*What this task involves*: Make an exact copy of all the entries, but do not reproduce the pictures.

══════════════════════════════

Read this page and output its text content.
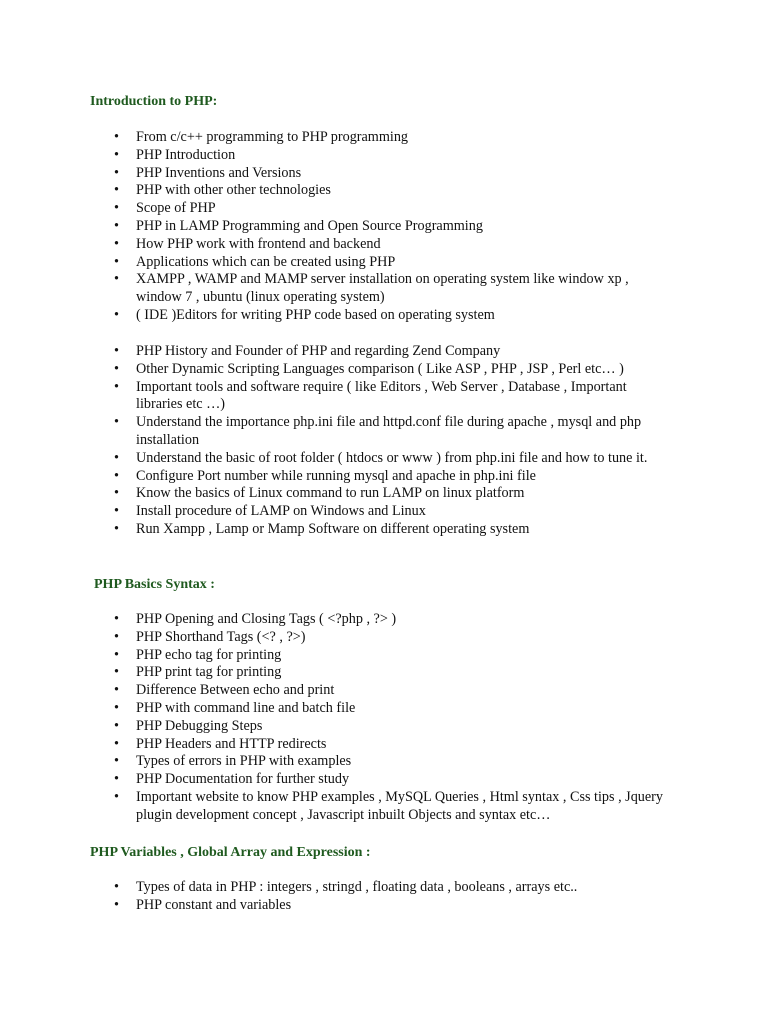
Introduction to PHP:
• From c/c++ programming to PHP programming
• PHP Introduction
• PHP Inventions and Versions
• PHP with other other technologies
• Scope of PHP
• PHP in LAMP Programming and Open Source Programming
• How PHP work with frontend and backend
• Applications which can be created using PHP
• XAMPP , WAMP and MAMP server installation on operating system like window xp , window 7 , ubuntu (linux operating system)
• ( IDE )Editors for writing PHP code based on operating system
• PHP History and Founder of PHP and regarding Zend Company
• Other Dynamic Scripting Languages comparison ( Like ASP , PHP , JSP , Perl etc… )
• Important tools and software require ( like Editors , Web Server , Database , Important libraries etc …)
• Understand the importance php.ini file and httpd.conf file during apache , mysql and php installation
• Understand the basic of root folder ( htdocs or www ) from php.ini file and how to tune it.
• Configure Port number while running mysql and apache in php.ini file
• Know the basics of Linux command to run LAMP on linux platform
• Install procedure of LAMP on Windows and Linux
• Run Xampp , Lamp or Mamp Software on different operating system
PHP Basics Syntax :
• PHP Opening and Closing Tags ( <?php , ?> )
• PHP Shorthand Tags (<? , ?>)
• PHP echo tag for printing
• PHP print tag for printing
• Difference Between echo and print
• PHP with command line and batch file
• PHP Debugging Steps
• PHP Headers and HTTP redirects
• Types of errors in PHP with examples
• PHP Documentation for further study
• Important website to know PHP examples , MySQL Queries , Html syntax , Css tips , Jquery plugin development concept , Javascript inbuilt Objects and syntax etc…
PHP Variables , Global Array and Expression :
• Types of data in PHP : integers , stringd , floating data , booleans , arrays etc..
• PHP constant and variables
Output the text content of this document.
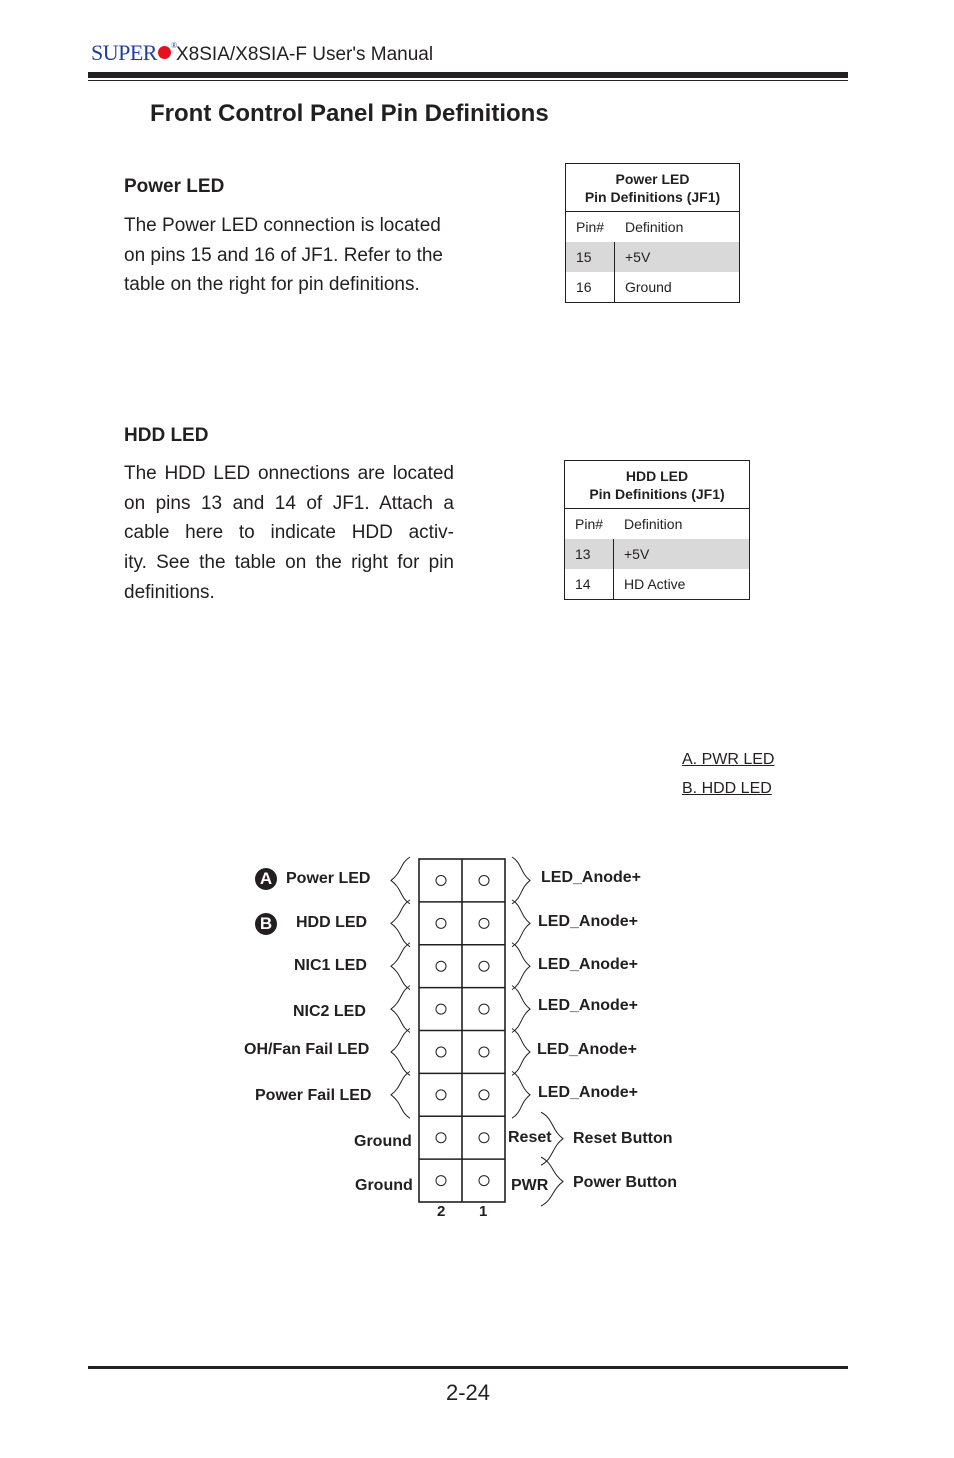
SUPER ® X8SIA/X8SIA-F User's Manual
Front Control Panel Pin Definitions
Power LED
The Power LED connection is located
on pins 15 and 16 of JF1. Refer to the
table on the right for pin definitions.
Power LED
Pin Definitions (JF1)
Pin#	Definition
15	+5V
16	Ground
HDD LED
The HDD LED onnections are located
on pins 13 and 14 of JF1. Attach a
cable here to indicate HDD activ-
ity. See the table on the right for pin
definitions.
HDD LED
Pin Definitions (JF1)
Pin#	Definition
13	+5V
14	HD Active
A. PWR LED
B. HDD LED
A
B
Power LED
HDD LED
NIC1 LED
NIC2 LED
OH/Fan Fail LED
Power Fail LED
Ground
Ground
LED_Anode+
LED_Anode+
LED_Anode+
LED_Anode+
LED_Anode+
LED_Anode+
Reset
PWR
Reset Button
Power Button
2 1
2-24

══════════════════════════════

*Exercise answer*:
Read this page and output its text content.
Introduction to PHP:
• From c/c++ programming to PHP programming
• PHP Introduction
• PHP Inventions and Versions
• PHP with other other technologies
• Scope of PHP
• PHP in LAMP Programming and Open Source Programming
• How PHP work with frontend and backend
• Applications which can be created using PHP
• XAMPP , WAMP and MAMP server installation on operating system like window xp , window 7 , ubuntu (linux operating system)
• ( IDE )Editors for writing PHP code based on operating system
• PHP History and Founder of PHP and regarding Zend Company
• Other Dynamic Scripting Languages comparison ( Like ASP , PHP , JSP , Perl etc… )
• Important tools and software require ( like Editors , Web Server , Database , Important libraries etc …)
• Understand the importance php.ini file and httpd.conf file during apache , mysql and php installation
• Understand the basic of root folder ( htdocs or www ) from php.ini file and how to tune it.
• Configure Port number while running mysql and apache in php.ini file
• Know the basics of Linux command to run LAMP on linux platform
• Install procedure of LAMP on Windows and Linux
• Run Xampp , Lamp or Mamp Software on different operating system
PHP Basics Syntax :
• PHP Opening and Closing Tags ( <?php , ?> )
• PHP Shorthand Tags (<? , ?>)
• PHP echo tag for printing
• PHP print tag for printing
• Difference Between echo and print
• PHP with command line and batch file
• PHP Debugging Steps
• PHP Headers and HTTP redirects
• Types of errors in PHP with examples
• PHP Documentation for further study
• Important website to know PHP examples , MySQL Queries , Html syntax , Css tips , Jquery plugin development concept , Javascript inbuilt Objects and syntax etc…
PHP Variables , Global Array and Expression :
• Types of data in PHP : integers , stringd , floating data , booleans , arrays etc..
• PHP constant and variables
Output the text content of this document.
SUPER ® X8SIA/X8SIA-F User's Manual
Front Control Panel Pin Definitions
Power LED
The Power LED connection is located
on pins 15 and 16 of JF1. Refer to the
table on the right for pin definitions.
Power LED
Pin Definitions (JF1)
Pin#	Definition
15	+5V
16	Ground
HDD LED
The HDD LED onnections are located
on pins 13 and 14 of JF1. Attach a
cable here to indicate HDD activ-
ity. See the table on the right for pin
definitions.
HDD LED
Pin Definitions (JF1)
Pin#	Definition
13	+5V
14	HD Active
A. PWR LED
B. HDD LED
A
B
Power LED
HDD LED
NIC1 LED
NIC2 LED
OH/Fan Fail LED
Power Fail LED
Ground
Ground
LED_Anode+
LED_Anode+
LED_Anode+
LED_Anode+
LED_Anode+
LED_Anode+
Reset
PWR
Reset Button
Power Button
2 1
2-24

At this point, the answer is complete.